## WHAT YOU SHOULD DO
Quote, verbatim, all material below, without pictures.
:: GIVEN ENTRIES ::
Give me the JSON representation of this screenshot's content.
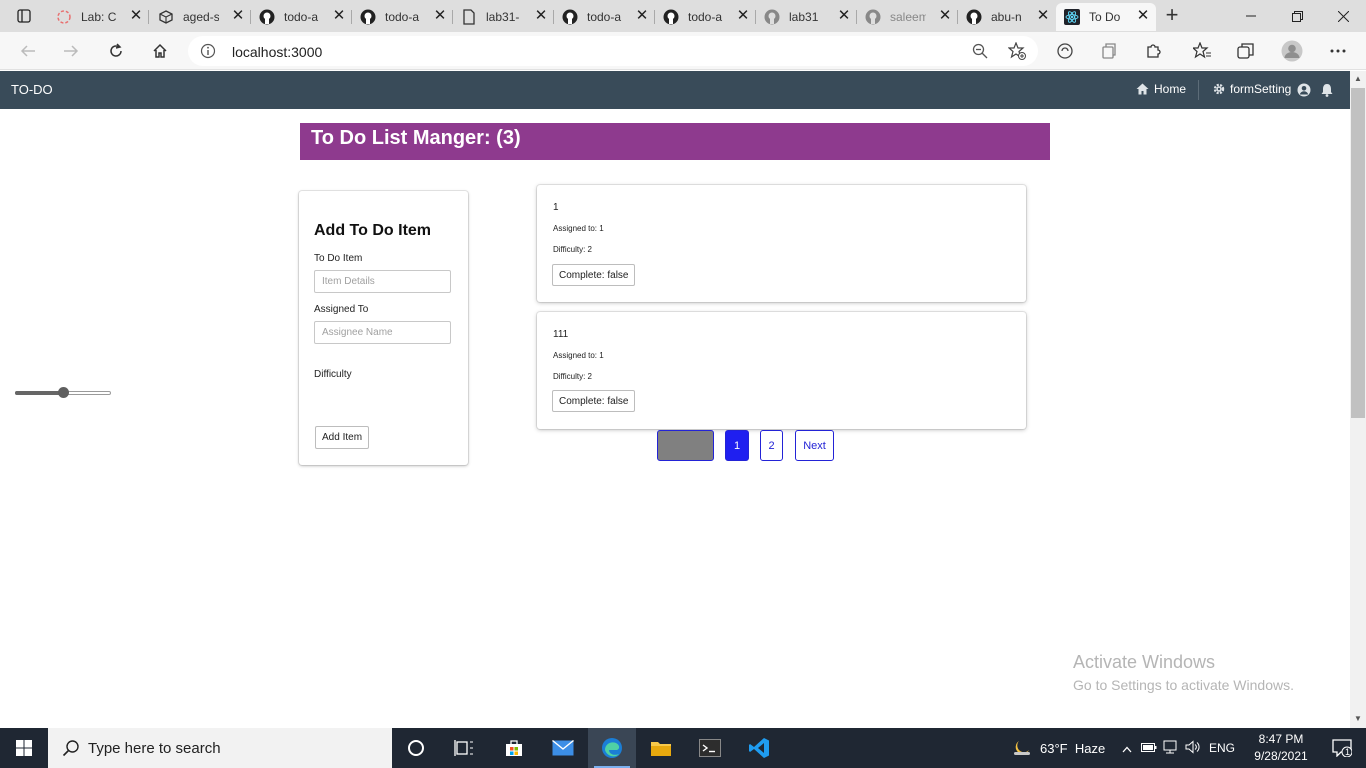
{
  "browser": {
    "tabs": [
      {
        "title": "Lab: Cl",
        "icon": "codefellows-icon"
      },
      {
        "title": "aged-s",
        "icon": "codesandbox-icon"
      },
      {
        "title": "todo-a",
        "icon": "github-icon"
      },
      {
        "title": "todo-a",
        "icon": "github-icon"
      },
      {
        "title": "lab31-",
        "icon": "document-icon"
      },
      {
        "title": "todo-a",
        "icon": "github-icon"
      },
      {
        "title": "todo-a",
        "icon": "github-icon"
      },
      {
        "title": "lab31",
        "icon": "github-icon"
      },
      {
        "title": "saleem",
        "icon": "github-icon"
      },
      {
        "title": "abu-n",
        "icon": "github-icon"
      },
      {
        "title": "To Do",
        "icon": "react-icon",
        "active": true
      }
    ],
    "url": "localhost:3000"
  },
  "app": {
    "brand": "TO-DO",
    "nav": {
      "home": "Home",
      "settings": "formSetting"
    },
    "heading": "To Do List Manger: (3)",
    "form": {
      "title": "Add To Do Item",
      "item_label": "To Do Item",
      "item_placeholder": "Item Details",
      "item_value": "",
      "assignee_label": "Assigned To",
      "assignee_placeholder": "Assignee Name",
      "assignee_value": "",
      "difficulty_label": "Difficulty",
      "difficulty_fraction": 0.5,
      "submit_label": "Add Item"
    },
    "todos": [
      {
        "text": "1",
        "assigned": "Assigned to: 1",
        "difficulty": "Difficulty: 2",
        "complete": "Complete: false"
      },
      {
        "text": "111",
        "assigned": "Assigned to: 1",
        "difficulty": "Difficulty: 2",
        "complete": "Complete: false"
      }
    ],
    "pagination": {
      "prev": "",
      "page1": "1",
      "page2": "2",
      "next": "Next"
    }
  },
  "watermark": {
    "line1": "Activate Windows",
    "line2": "Go to Settings to activate Windows."
  },
  "taskbar": {
    "search_placeholder": "Type here to search",
    "weather": "63°F  Haze",
    "language": "ENG",
    "time": "8:47 PM",
    "date": "9/28/2021",
    "notifications": "1"
  },
  "colors": {
    "appbar": "#394b59",
    "heading": "#8e3a8e",
    "pager_accent": "#1f1ff0"
  }
}
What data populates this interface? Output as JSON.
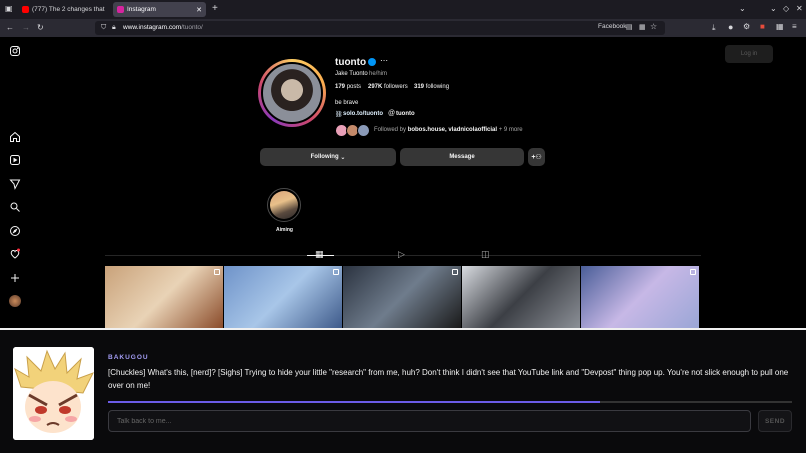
{
  "browser": {
    "tabs": [
      {
        "title": "(777) The 2 changes that f",
        "favicon_color": "#ff0000",
        "active": false
      },
      {
        "title": "Instagram",
        "favicon_color": "#d6249f",
        "active": true
      }
    ],
    "url_host": "www.instagram.com",
    "url_path": "/tuonto/",
    "bookmark_label": "Facebook"
  },
  "profile": {
    "username": "tuonto",
    "full_name": "Jake Tuonto",
    "pronouns": "he/him",
    "posts_count": "179",
    "posts_label": "posts",
    "followers_count": "297K",
    "followers_label": "followers",
    "following_count": "319",
    "following_label": "following",
    "bio": "be brave",
    "link": "solo.to/tuonto",
    "threads_handle": "tuonto",
    "followed_by_prefix": "Followed by",
    "followed_by_names": "bobos.house, vladnicolaofficial",
    "followed_by_suffix": "+ 9 more",
    "following_button": "Following",
    "message_button": "Message",
    "login_button": "Log in"
  },
  "highlights": [
    {
      "label": "Aiming"
    }
  ],
  "posts": [
    {
      "colors": [
        "#c9a27a",
        "#e9d3b6",
        "#8a4b2a"
      ]
    },
    {
      "colors": [
        "#6f93c9",
        "#a8c6e8",
        "#3e5a8a"
      ]
    },
    {
      "colors": [
        "#2b3340",
        "#6f7c8c",
        "#1a1a1a"
      ]
    },
    {
      "colors": [
        "#d8dbe0",
        "#3c3f45",
        "#8b8f96"
      ]
    },
    {
      "colors": [
        "#4a5e98",
        "#c7b8e6",
        "#9aa6d6"
      ]
    }
  ],
  "overlay": {
    "character_name": "BAKUGOU",
    "dialogue": "[Chuckles] What's this, [nerd]? [Sighs] Trying to hide your little \"research\" from me, huh? Don't think I didn't see that YouTube link and \"Devpost\" thing pop up. You're not slick enough to pull one over on me!",
    "progress": 0.72,
    "input_placeholder": "Talk back to me...",
    "send_label": "SEND"
  }
}
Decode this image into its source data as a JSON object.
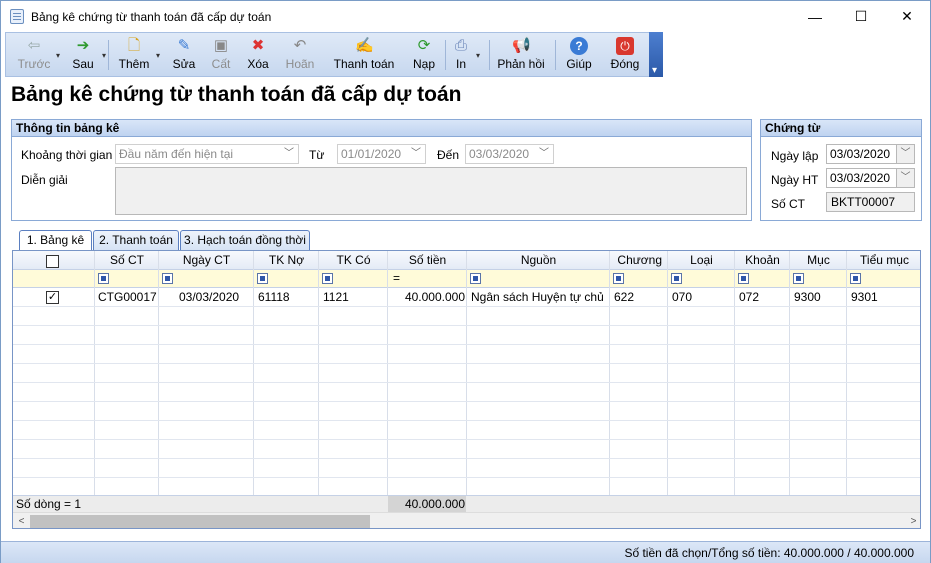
:::
## RESULT OF THIS TASK
Give me the JSON representation of this screenshot's content.
{
  "browser": {
    "tabs": [
      {
        "title": "Lab: Cl",
        "icon": "codefellows-icon"
      },
      {
        "title": "aged-s",
        "icon": "codesandbox-icon"
      },
      {
        "title": "todo-a",
        "icon": "github-icon"
      },
      {
        "title": "todo-a",
        "icon": "github-icon"
      },
      {
        "title": "lab31-",
        "icon": "document-icon"
      },
      {
        "title": "todo-a",
        "icon": "github-icon"
      },
      {
        "title": "todo-a",
        "icon": "github-icon"
      },
      {
        "title": "lab31",
        "icon": "github-icon"
      },
      {
        "title": "saleem",
        "icon": "github-icon"
      },
      {
        "title": "abu-n",
        "icon": "github-icon"
      },
      {
        "title": "To Do",
        "icon": "react-icon",
        "active": true
      }
    ],
    "url": "localhost:3000"
  },
  "app": {
    "brand": "TO-DO",
    "nav": {
      "home": "Home",
      "settings": "formSetting"
    },
    "heading": "To Do List Manger: (3)",
    "form": {
      "title": "Add To Do Item",
      "item_label": "To Do Item",
      "item_placeholder": "Item Details",
      "item_value": "",
      "assignee_label": "Assigned To",
      "assignee_placeholder": "Assignee Name",
      "assignee_value": "",
      "difficulty_label": "Difficulty",
      "difficulty_fraction": 0.5,
      "submit_label": "Add Item"
    },
    "todos": [
      {
        "text": "1",
        "assigned": "Assigned to: 1",
        "difficulty": "Difficulty: 2",
        "complete": "Complete: false"
      },
      {
        "text": "111",
        "assigned": "Assigned to: 1",
        "difficulty": "Difficulty: 2",
        "complete": "Complete: false"
      }
    ],
    "pagination": {
      "prev": "",
      "page1": "1",
      "page2": "2",
      "next": "Next"
    }
  },
  "watermark": {
    "line1": "Activate Windows",
    "line2": "Go to Settings to activate Windows."
  },
  "taskbar": {
    "search_placeholder": "Type here to search",
    "weather": "63°F  Haze",
    "language": "ENG",
    "time": "8:47 PM",
    "date": "9/28/2021",
    "notifications": "1"
  },
  "colors": {
    "appbar": "#394b59",
    "heading": "#8e3a8e",
    "pager_accent": "#1f1ff0"
  }
}
What data populates this interface? Output as JSON.
{
  "browser": {
    "tabs": [
      {
        "title": "(777) The 2 changes that f",
        "favicon_color": "#ff0000",
        "active": false
      },
      {
        "title": "Instagram",
        "favicon_color": "#d6249f",
        "active": true
      }
    ],
    "url_host": "www.instagram.com",
    "url_path": "/tuonto/",
    "bookmark_label": "Facebook"
  },
  "profile": {
    "username": "tuonto",
    "full_name": "Jake Tuonto",
    "pronouns": "he/him",
    "posts_count": "179",
    "posts_label": "posts",
    "followers_count": "297K",
    "followers_label": "followers",
    "following_count": "319",
    "following_label": "following",
    "bio": "be brave",
    "link": "solo.to/tuonto",
    "threads_handle": "tuonto",
    "followed_by_prefix": "Followed by",
    "followed_by_names": "bobos.house, vladnicolaofficial",
    "followed_by_suffix": "+ 9 more",
    "following_button": "Following",
    "message_button": "Message",
    "login_button": "Log in"
  },
  "highlights": [
    {
      "label": "Aiming"
    }
  ],
  "posts": [
    {
      "colors": [
        "#c9a27a",
        "#e9d3b6",
        "#8a4b2a"
      ]
    },
    {
      "colors": [
        "#6f93c9",
        "#a8c6e8",
        "#3e5a8a"
      ]
    },
    {
      "colors": [
        "#2b3340",
        "#6f7c8c",
        "#1a1a1a"
      ]
    },
    {
      "colors": [
        "#d8dbe0",
        "#3c3f45",
        "#8b8f96"
      ]
    },
    {
      "colors": [
        "#4a5e98",
        "#c7b8e6",
        "#9aa6d6"
      ]
    }
  ],
  "overlay": {
    "character_name": "BAKUGOU",
    "dialogue": "[Chuckles] What's this, [nerd]? [Sighs] Trying to hide your little \"research\" from me, huh? Don't think I didn't see that YouTube link and \"Devpost\" thing pop up. You're not slick enough to pull one over on me!",
    "progress": 0.72,
    "input_placeholder": "Talk back to me...",
    "send_label": "SEND"
  }
}
Decode this image into its source data as a JSON object.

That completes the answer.